* BEGIN EXTRACTED RECORDS *
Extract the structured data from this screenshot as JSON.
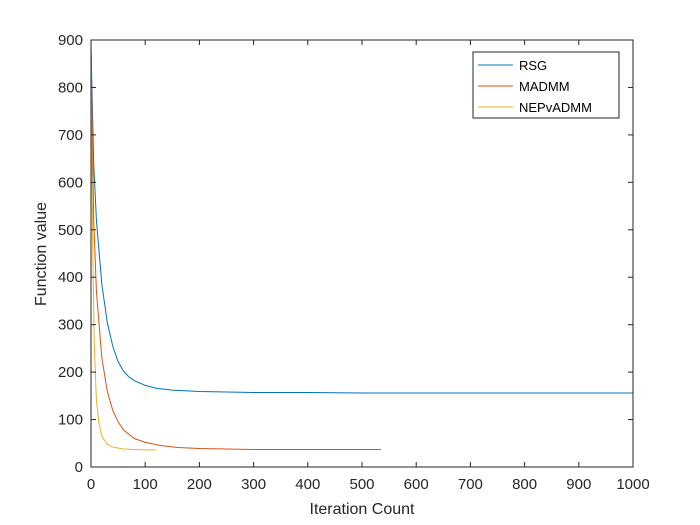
{
  "chart_data": {
    "type": "line",
    "title": "",
    "xlabel": "Iteration Count",
    "ylabel": "Function value",
    "xlim": [
      0,
      1000
    ],
    "ylim": [
      0,
      900
    ],
    "xticks": [
      0,
      100,
      200,
      300,
      400,
      500,
      600,
      700,
      800,
      900,
      1000
    ],
    "yticks": [
      0,
      100,
      200,
      300,
      400,
      500,
      600,
      700,
      800,
      900
    ],
    "grid": false,
    "legend_position": "top-right",
    "series": [
      {
        "name": "RSG",
        "color": "#0072BD",
        "x": [
          0,
          5,
          10,
          20,
          30,
          40,
          50,
          60,
          70,
          80,
          100,
          120,
          150,
          200,
          250,
          300,
          400,
          500,
          600,
          700,
          800,
          900,
          1000
        ],
        "y": [
          885,
          640,
          520,
          385,
          305,
          255,
          222,
          202,
          190,
          182,
          172,
          166,
          162,
          159,
          158,
          157,
          157,
          156,
          156,
          156,
          156,
          156,
          156
        ]
      },
      {
        "name": "MADMM",
        "color": "#D95319",
        "x": [
          0,
          5,
          10,
          20,
          30,
          40,
          50,
          60,
          80,
          100,
          130,
          160,
          200,
          250,
          300,
          400,
          500,
          535
        ],
        "y": [
          885,
          520,
          370,
          230,
          160,
          120,
          95,
          78,
          60,
          52,
          45,
          41,
          39,
          38,
          37,
          37,
          37,
          37
        ]
      },
      {
        "name": "NEPvADMM",
        "color": "#EDB120",
        "x": [
          0,
          3,
          6,
          10,
          15,
          20,
          30,
          40,
          60,
          80,
          100,
          120
        ],
        "y": [
          885,
          480,
          260,
          140,
          90,
          65,
          48,
          42,
          38,
          37,
          36,
          36
        ]
      }
    ]
  }
}
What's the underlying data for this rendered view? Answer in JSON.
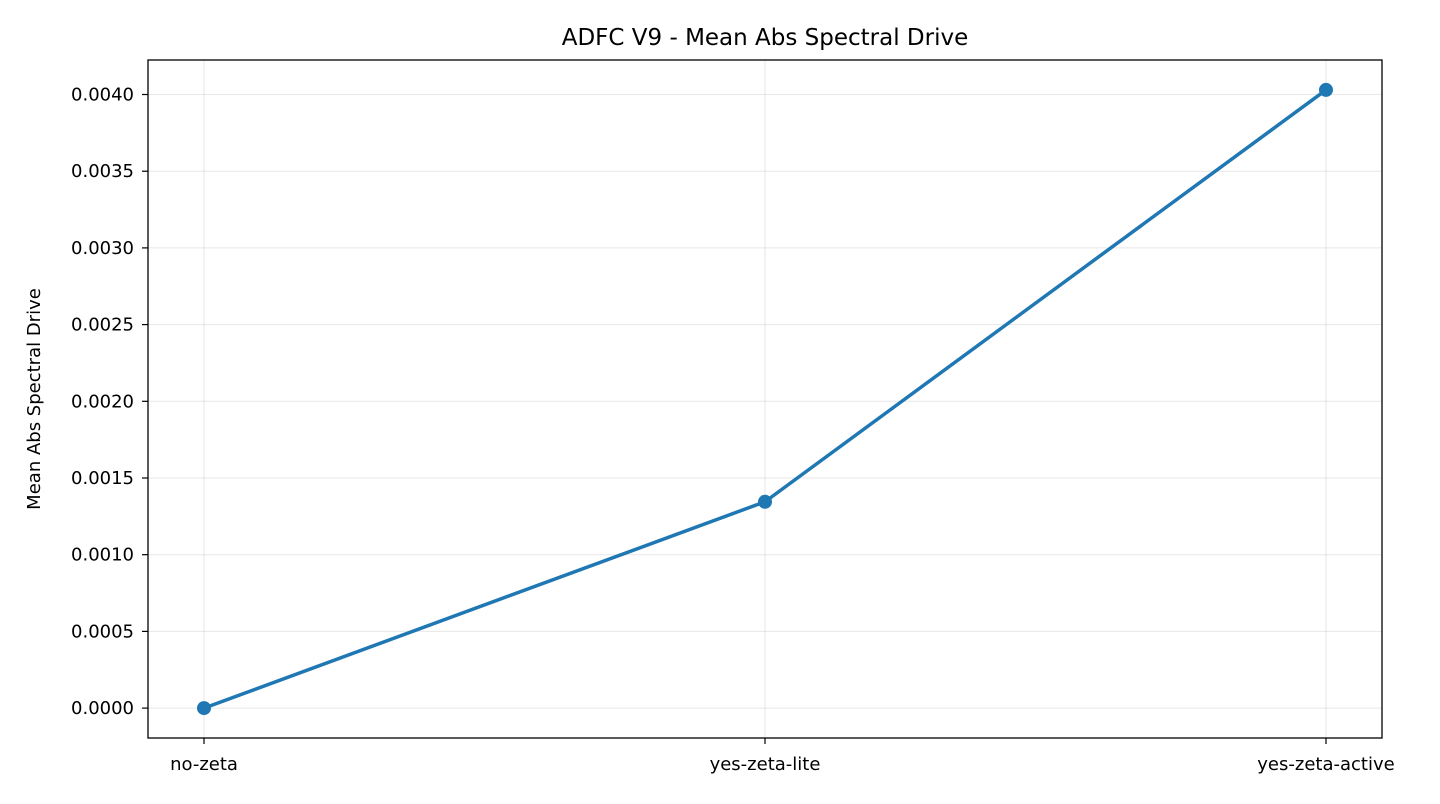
{
  "chart_data": {
    "type": "line",
    "title": "ADFC V9 - Mean Abs Spectral Drive",
    "xlabel": "",
    "ylabel": "Mean Abs Spectral Drive",
    "categories": [
      "no-zeta",
      "yes-zeta-lite",
      "yes-zeta-active"
    ],
    "series": [
      {
        "values": [
          0.0,
          0.001345,
          0.00403
        ],
        "color": "#1f77b4",
        "marker": "circle"
      }
    ],
    "ylim": [
      -0.000195,
      0.004225
    ],
    "yticks": [
      0.0,
      0.0005,
      0.001,
      0.0015,
      0.002,
      0.0025,
      0.003,
      0.0035,
      0.004
    ],
    "ytick_labels": [
      "0.0000",
      "0.0005",
      "0.0010",
      "0.0015",
      "0.0020",
      "0.0025",
      "0.0030",
      "0.0035",
      "0.0040"
    ],
    "grid": true,
    "legend": "none"
  }
}
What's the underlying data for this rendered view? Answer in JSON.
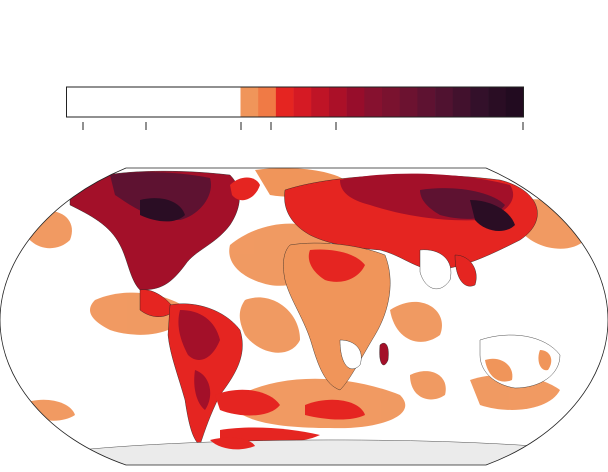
{
  "legend": {
    "label": "",
    "swatches": [
      {
        "color": "#ffffff"
      },
      {
        "color": "#f0955a"
      },
      {
        "color": "#f07a45"
      },
      {
        "color": "#e52521"
      },
      {
        "color": "#d51a24"
      },
      {
        "color": "#bf1426"
      },
      {
        "color": "#ab1028"
      },
      {
        "color": "#970d2b"
      },
      {
        "color": "#86112f"
      },
      {
        "color": "#7a122f"
      },
      {
        "color": "#6c1230"
      },
      {
        "color": "#5e1231"
      },
      {
        "color": "#501230"
      },
      {
        "color": "#42112d"
      },
      {
        "color": "#33102a"
      },
      {
        "color": "#2a0d24"
      },
      {
        "color": "#220b20"
      }
    ],
    "tick_count": 6
  },
  "map": {
    "colors": {
      "ocean": "#ffffff",
      "land_outline": "#222222",
      "antarctica": "#ebebeb",
      "low": "#f0955a",
      "mid": "#e52521",
      "high": "#a31029",
      "very_high": "#5e1231",
      "extreme": "#2a0d24"
    }
  }
}
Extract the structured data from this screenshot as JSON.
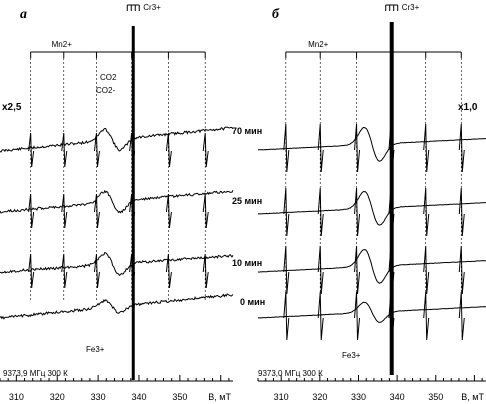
{
  "chart_data": [
    {
      "type": "line",
      "panel_label": "а",
      "scale_label": "x2,5",
      "frequency_label": "9373,9 МГц 300 К",
      "ion_labels": {
        "cr": "Cr3+",
        "mn": "Mn2+",
        "co2": "CO2",
        "co2_minus": "CO2-",
        "fe": "Fe3+"
      },
      "x_axis": {
        "unit_label": "B, мТ",
        "ticks": [
          310,
          320,
          330,
          340,
          350
        ],
        "range": [
          306,
          363
        ]
      },
      "series": [
        {
          "name": "70 мин"
        },
        {
          "name": "25 мин"
        },
        {
          "name": "10 мин"
        },
        {
          "name": "0 мин"
        }
      ],
      "mn_hyperfine_lines_mT": [
        313.5,
        321.6,
        329.6,
        338.2,
        347.2,
        356.2
      ],
      "cr_line_mT": 338.6
    },
    {
      "type": "line",
      "panel_label": "б",
      "scale_label": "x1,0",
      "frequency_label": "9373,0 МГц 300 К",
      "ion_labels": {
        "cr": "Cr3+",
        "mn": "Mn2+",
        "fe": "Fe3+"
      },
      "x_axis": {
        "unit_label": "B, мТ",
        "ticks": [
          310,
          320,
          330,
          340,
          350
        ],
        "range": [
          304,
          363
        ]
      },
      "series": [
        {
          "name": "70 мин"
        },
        {
          "name": "25 мин"
        },
        {
          "name": "10 мин"
        },
        {
          "name": "0 мин"
        }
      ],
      "mn_hyperfine_lines_mT": [
        311.2,
        320.1,
        329.5,
        338.4,
        347.4,
        356.6
      ],
      "cr_line_mT": 338.6
    }
  ]
}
* END EXTRACTED RECORDS *
Go through the records and pull out each line that includes the word "Spectral".

    "title": "ADFC V9 - Mean Abs Spectral Drive",
    "ylabel": "Mean Abs Spectral Drive",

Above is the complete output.